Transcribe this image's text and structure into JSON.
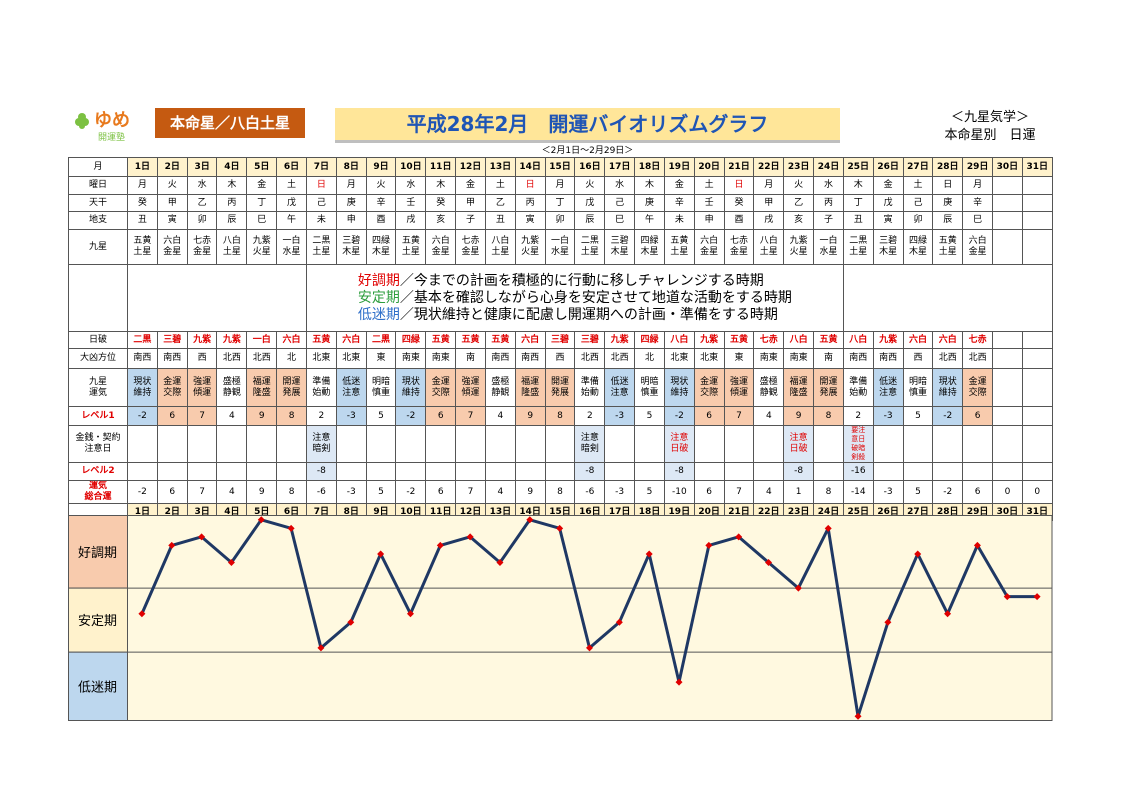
{
  "header": {
    "logo": "ゆめ",
    "logo_sub": "開運塾",
    "honmei": "本命星／八白土星",
    "title": "平成28年2月　開運バイオリズムグラフ",
    "subtitle": "＜2月1日～2月29日＞",
    "right_top": "＜九星気学＞",
    "right_bottom": "本命星別　日運"
  },
  "table": {
    "row_labels": {
      "month": "月",
      "weekday": "曜日",
      "stem": "天干",
      "branch": "地支",
      "star": "九星",
      "nippa": "日破",
      "direction": "大凶方位",
      "fortune": "九星\n運気",
      "level1": "レベル1",
      "caution": "金銭・契約\n注意日",
      "level2": "レベル2",
      "total": "運気\n総合運"
    },
    "row_label_colors": {
      "level1": "#e00000",
      "level2": "#e00000",
      "total": "#e00000"
    },
    "days": [
      "1日",
      "2日",
      "3日",
      "4日",
      "5日",
      "6日",
      "7日",
      "8日",
      "9日",
      "10日",
      "11日",
      "12日",
      "13日",
      "14日",
      "15日",
      "16日",
      "17日",
      "18日",
      "19日",
      "20日",
      "21日",
      "22日",
      "23日",
      "24日",
      "25日",
      "26日",
      "27日",
      "28日",
      "29日",
      "30日",
      "31日"
    ],
    "weekdays": [
      "月",
      "火",
      "水",
      "木",
      "金",
      "土",
      "日",
      "月",
      "火",
      "水",
      "木",
      "金",
      "土",
      "日",
      "月",
      "火",
      "水",
      "木",
      "金",
      "土",
      "日",
      "月",
      "火",
      "水",
      "木",
      "金",
      "土",
      "日",
      "月"
    ],
    "weekday_colors": [
      "#000",
      "#000",
      "#000",
      "#000",
      "#000",
      "#000",
      "#e00000",
      "#000",
      "#000",
      "#000",
      "#000",
      "#000",
      "#000",
      "#e00000",
      "#000",
      "#000",
      "#000",
      "#000",
      "#000",
      "#000",
      "#e00000",
      "#000",
      "#000",
      "#000",
      "#000",
      "#000",
      "#000",
      "#000",
      "#000"
    ],
    "stems": [
      "癸",
      "甲",
      "乙",
      "丙",
      "丁",
      "戊",
      "己",
      "庚",
      "辛",
      "壬",
      "癸",
      "甲",
      "乙",
      "丙",
      "丁",
      "戊",
      "己",
      "庚",
      "辛",
      "壬",
      "癸",
      "甲",
      "乙",
      "丙",
      "丁",
      "戊",
      "己",
      "庚",
      "辛"
    ],
    "branches": [
      "丑",
      "寅",
      "卯",
      "辰",
      "巳",
      "午",
      "未",
      "申",
      "酉",
      "戌",
      "亥",
      "子",
      "丑",
      "寅",
      "卯",
      "辰",
      "巳",
      "午",
      "未",
      "申",
      "酉",
      "戌",
      "亥",
      "子",
      "丑",
      "寅",
      "卯",
      "辰",
      "巳"
    ],
    "stars": [
      "五黄土星",
      "六白金星",
      "七赤金星",
      "八白土星",
      "九紫火星",
      "一白水星",
      "二黒土星",
      "三碧木星",
      "四緑木星",
      "五黄土星",
      "六白金星",
      "七赤金星",
      "八白土星",
      "九紫火星",
      "一白水星",
      "二黒土星",
      "三碧木星",
      "四緑木星",
      "五黄土星",
      "六白金星",
      "七赤金星",
      "八白土星",
      "九紫火星",
      "一白水星",
      "二黒土星",
      "三碧木星",
      "四緑木星",
      "五黄土星",
      "六白金星"
    ],
    "legend": [
      {
        "term": "好調期",
        "text": "／今までの計画を積極的に行動に移しチャレンジする時期",
        "color": "#e00000"
      },
      {
        "term": "安定期",
        "text": "／基本を確認しながら心身を安定させて地道な活動をする時期",
        "color": "#2e9e3e"
      },
      {
        "term": "低迷期",
        "text": "／現状維持と健康に配慮し開運期への計画・準備をする時期",
        "color": "#2f6fc9"
      }
    ],
    "nippa": [
      "二黒",
      "三碧",
      "九紫",
      "九紫",
      "一白",
      "六白",
      "五黄",
      "六白",
      "二黒",
      "四緑",
      "五黄",
      "五黄",
      "五黄",
      "六白",
      "三碧",
      "三碧",
      "九紫",
      "四緑",
      "八白",
      "九紫",
      "五黄",
      "七赤",
      "八白",
      "五黄",
      "八白",
      "九紫",
      "六白",
      "六白",
      "七赤"
    ],
    "nippa_color": "#e00000",
    "directions": [
      "南西",
      "南西",
      "西",
      "北西",
      "北西",
      "北",
      "北東",
      "北東",
      "東",
      "南東",
      "南東",
      "南",
      "南西",
      "南西",
      "西",
      "北西",
      "北西",
      "北",
      "北東",
      "北東",
      "東",
      "南東",
      "南東",
      "南",
      "南西",
      "南西",
      "西",
      "北西",
      "北西"
    ],
    "fortunes": [
      "現状維持",
      "金運交際",
      "強運傾運",
      "盛極静観",
      "福運隆盛",
      "開運発展",
      "準備始動",
      "低迷注意",
      "明暗慎重",
      "現状維持",
      "金運交際",
      "強運傾運",
      "盛極静観",
      "福運隆盛",
      "開運発展",
      "準備始動",
      "低迷注意",
      "明暗慎重",
      "現状維持",
      "金運交際",
      "強運傾運",
      "盛極静観",
      "福運隆盛",
      "開運発展",
      "準備始動",
      "低迷注意",
      "明暗慎重",
      "現状維持",
      "金運交際"
    ],
    "fortune_colors": [
      "#bdd7ee",
      "#f8cbad",
      "#f8cbad",
      "#fff",
      "#f8cbad",
      "#f8cbad",
      "#fff",
      "#bdd7ee",
      "#fff",
      "#bdd7ee",
      "#f8cbad",
      "#f8cbad",
      "#fff",
      "#f8cbad",
      "#f8cbad",
      "#fff",
      "#bdd7ee",
      "#fff",
      "#bdd7ee",
      "#f8cbad",
      "#f8cbad",
      "#fff",
      "#f8cbad",
      "#f8cbad",
      "#fff",
      "#bdd7ee",
      "#fff",
      "#bdd7ee",
      "#f8cbad"
    ],
    "level1": [
      -2,
      6,
      7,
      4,
      9,
      8,
      2,
      -3,
      5,
      -2,
      6,
      7,
      4,
      9,
      8,
      2,
      -3,
      5,
      -2,
      6,
      7,
      4,
      9,
      8,
      2,
      -3,
      5,
      -2,
      6
    ],
    "caution": [
      null,
      null,
      null,
      null,
      null,
      null,
      {
        "text": "注意暗剣",
        "color": "#000"
      },
      null,
      null,
      null,
      null,
      null,
      null,
      null,
      null,
      {
        "text": "注意暗剣",
        "color": "#000"
      },
      null,
      null,
      {
        "text": "注意日破",
        "color": "#e00000"
      },
      null,
      null,
      null,
      {
        "text": "注意日破",
        "color": "#e00000"
      },
      null,
      {
        "text": "要注意日破暗剣殺",
        "color": "#e00000"
      },
      null,
      null,
      null,
      null
    ],
    "level2": [
      null,
      null,
      null,
      null,
      null,
      null,
      -8,
      null,
      null,
      null,
      null,
      null,
      null,
      null,
      null,
      -8,
      null,
      null,
      -8,
      null,
      null,
      null,
      -8,
      null,
      -16,
      null,
      null,
      null,
      null
    ],
    "mark_color": "#dde8f5",
    "header_color": "#fff2cc"
  },
  "chart_data": {
    "type": "line",
    "categories": [
      "1日",
      "2日",
      "3日",
      "4日",
      "5日",
      "6日",
      "7日",
      "8日",
      "9日",
      "10日",
      "11日",
      "12日",
      "13日",
      "14日",
      "15日",
      "16日",
      "17日",
      "18日",
      "19日",
      "20日",
      "21日",
      "22日",
      "23日",
      "24日",
      "25日",
      "26日",
      "27日",
      "28日",
      "29日",
      "30日",
      "31日"
    ],
    "series": [
      {
        "color": "#1f3864",
        "marker_color": "#e00000",
        "values": [
          -2,
          6,
          7,
          4,
          9,
          8,
          -6,
          -3,
          5,
          -2,
          6,
          7,
          4,
          9,
          8,
          -6,
          -3,
          5,
          -10,
          6,
          7,
          4,
          1,
          8,
          -14,
          -3,
          5,
          -2,
          6,
          0,
          0
        ]
      }
    ],
    "ylim": [
      -14.5,
      9.5
    ],
    "bands": [
      {
        "label": "好調期",
        "from": 1,
        "to": 9.5,
        "color": "#f8cbad"
      },
      {
        "label": "安定期",
        "from": -6.5,
        "to": 1,
        "color": "#fff2cc"
      },
      {
        "label": "低迷期",
        "from": -14.5,
        "to": -6.5,
        "color": "#bdd7ee"
      }
    ],
    "plot_color": "#fff9e0"
  }
}
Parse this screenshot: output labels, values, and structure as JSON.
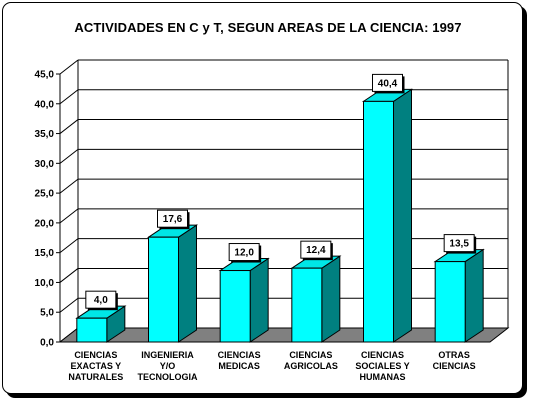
{
  "chart_data": {
    "type": "bar",
    "title": "ACTIVIDADES EN C y T, SEGUN AREAS DE LA CIENCIA: 1997",
    "categories": [
      [
        "CIENCIAS",
        "EXACTAS Y",
        "NATURALES"
      ],
      [
        "INGENIERIA",
        "Y/O",
        "TECNOLOGIA"
      ],
      [
        "CIENCIAS",
        "MEDICAS"
      ],
      [
        "CIENCIAS",
        "AGRICOLAS"
      ],
      [
        "CIENCIAS",
        "SOCIALES Y",
        "HUMANAS"
      ],
      [
        "OTRAS",
        "CIENCIAS"
      ]
    ],
    "values": [
      4.0,
      17.6,
      12.0,
      12.4,
      40.4,
      13.5
    ],
    "value_labels": [
      "4,0",
      "17,6",
      "12,0",
      "12,4",
      "40,4",
      "13,5"
    ],
    "y_ticks": [
      "0,0",
      "5,0",
      "10,0",
      "15,0",
      "20,0",
      "25,0",
      "30,0",
      "35,0",
      "40,0",
      "45,0"
    ],
    "ylim": [
      0,
      45
    ],
    "grid": true,
    "colors": {
      "bar_front": "#00ffff",
      "bar_side": "#008080",
      "bar_top": "#00e6e6",
      "floor": "#808080",
      "grid": "#000000"
    }
  }
}
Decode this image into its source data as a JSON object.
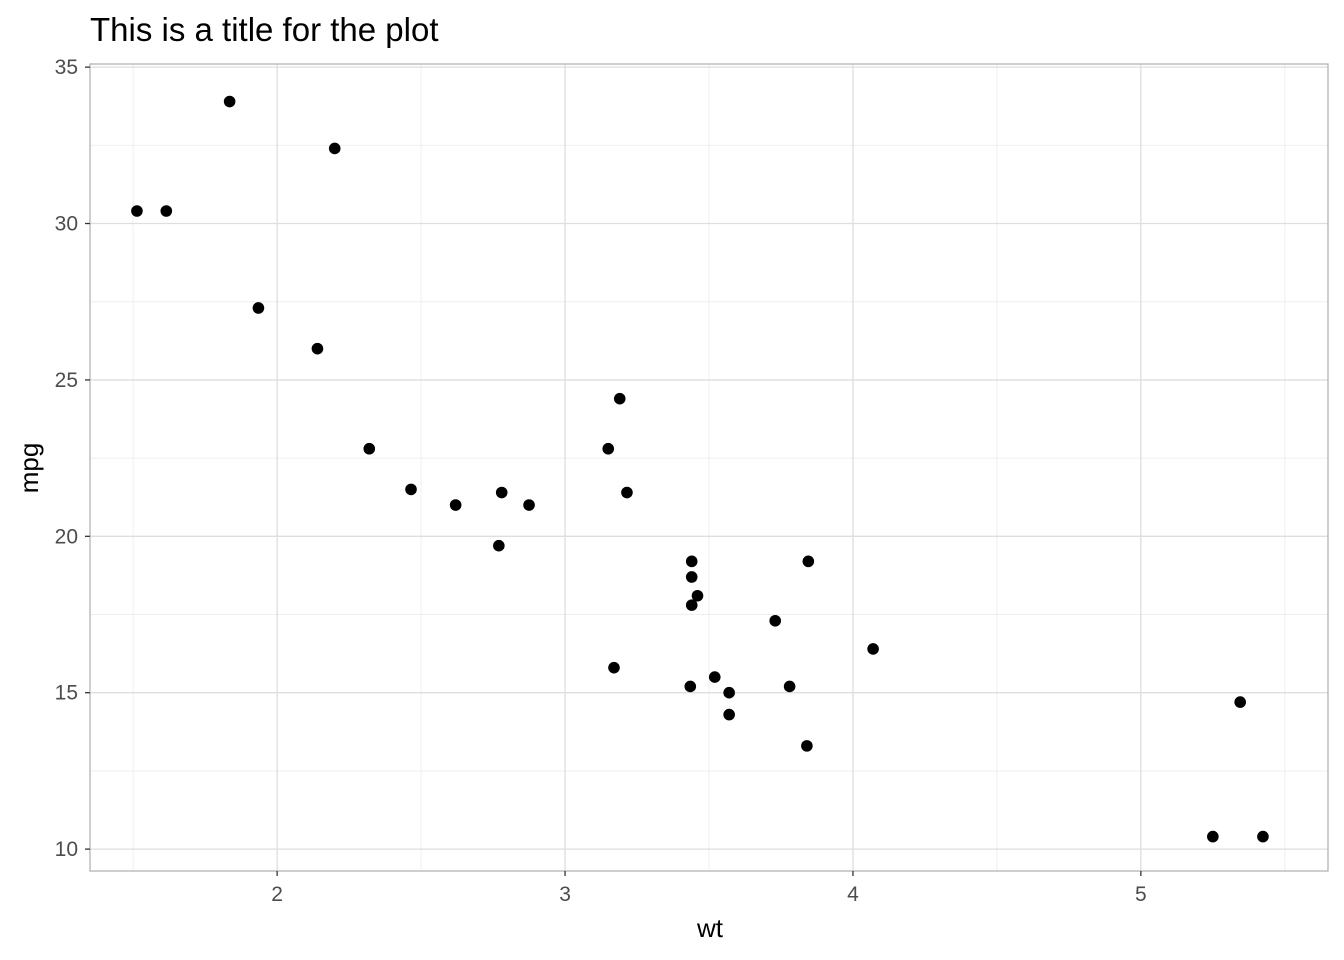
{
  "chart_data": {
    "type": "scatter",
    "title": "This is a title for the plot",
    "xlabel": "wt",
    "ylabel": "mpg",
    "xlim": [
      1.35,
      5.65
    ],
    "ylim": [
      9.3,
      35.1
    ],
    "xticks": [
      2,
      3,
      4,
      5
    ],
    "xtick_labels": [
      "2",
      "3",
      "4",
      "5"
    ],
    "yticks": [
      10,
      15,
      20,
      25,
      30,
      35
    ],
    "ytick_labels": [
      "10",
      "15",
      "20",
      "25",
      "30",
      "35"
    ],
    "x_minor_ticks": [
      1.5,
      2.5,
      3.5,
      4.5,
      5.5
    ],
    "y_minor_ticks": [
      12.5,
      17.5,
      22.5,
      27.5,
      32.5
    ],
    "grid": true,
    "legend": "none",
    "colors": {
      "point": "#000000",
      "grid_major": "#dedede",
      "grid_minor": "#efefef",
      "panel_border": "#b3b3b3",
      "tick_label": "#4d4d4d"
    },
    "points": [
      {
        "x": 2.62,
        "y": 21.0
      },
      {
        "x": 2.875,
        "y": 21.0
      },
      {
        "x": 2.32,
        "y": 22.8
      },
      {
        "x": 3.215,
        "y": 21.4
      },
      {
        "x": 3.44,
        "y": 18.7
      },
      {
        "x": 3.46,
        "y": 18.1
      },
      {
        "x": 3.57,
        "y": 14.3
      },
      {
        "x": 3.19,
        "y": 24.4
      },
      {
        "x": 3.15,
        "y": 22.8
      },
      {
        "x": 3.44,
        "y": 19.2
      },
      {
        "x": 3.44,
        "y": 17.8
      },
      {
        "x": 4.07,
        "y": 16.4
      },
      {
        "x": 3.73,
        "y": 17.3
      },
      {
        "x": 3.78,
        "y": 15.2
      },
      {
        "x": 5.25,
        "y": 10.4
      },
      {
        "x": 5.424,
        "y": 10.4
      },
      {
        "x": 5.345,
        "y": 14.7
      },
      {
        "x": 2.2,
        "y": 32.4
      },
      {
        "x": 1.615,
        "y": 30.4
      },
      {
        "x": 1.835,
        "y": 33.9
      },
      {
        "x": 2.465,
        "y": 21.5
      },
      {
        "x": 3.52,
        "y": 15.5
      },
      {
        "x": 3.435,
        "y": 15.2
      },
      {
        "x": 3.84,
        "y": 13.3
      },
      {
        "x": 3.845,
        "y": 19.2
      },
      {
        "x": 1.935,
        "y": 27.3
      },
      {
        "x": 2.14,
        "y": 26.0
      },
      {
        "x": 1.513,
        "y": 30.4
      },
      {
        "x": 3.17,
        "y": 15.8
      },
      {
        "x": 2.77,
        "y": 19.7
      },
      {
        "x": 3.57,
        "y": 15.0
      },
      {
        "x": 2.78,
        "y": 21.4
      }
    ]
  }
}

• _Required task_
Which lines in the listing above hold the word "structure"? Show each of them.

• _Output for this task_
Transcribe this image's text and structure into JSON.
Parse this screenshot: output labels, values, and structure as JSON.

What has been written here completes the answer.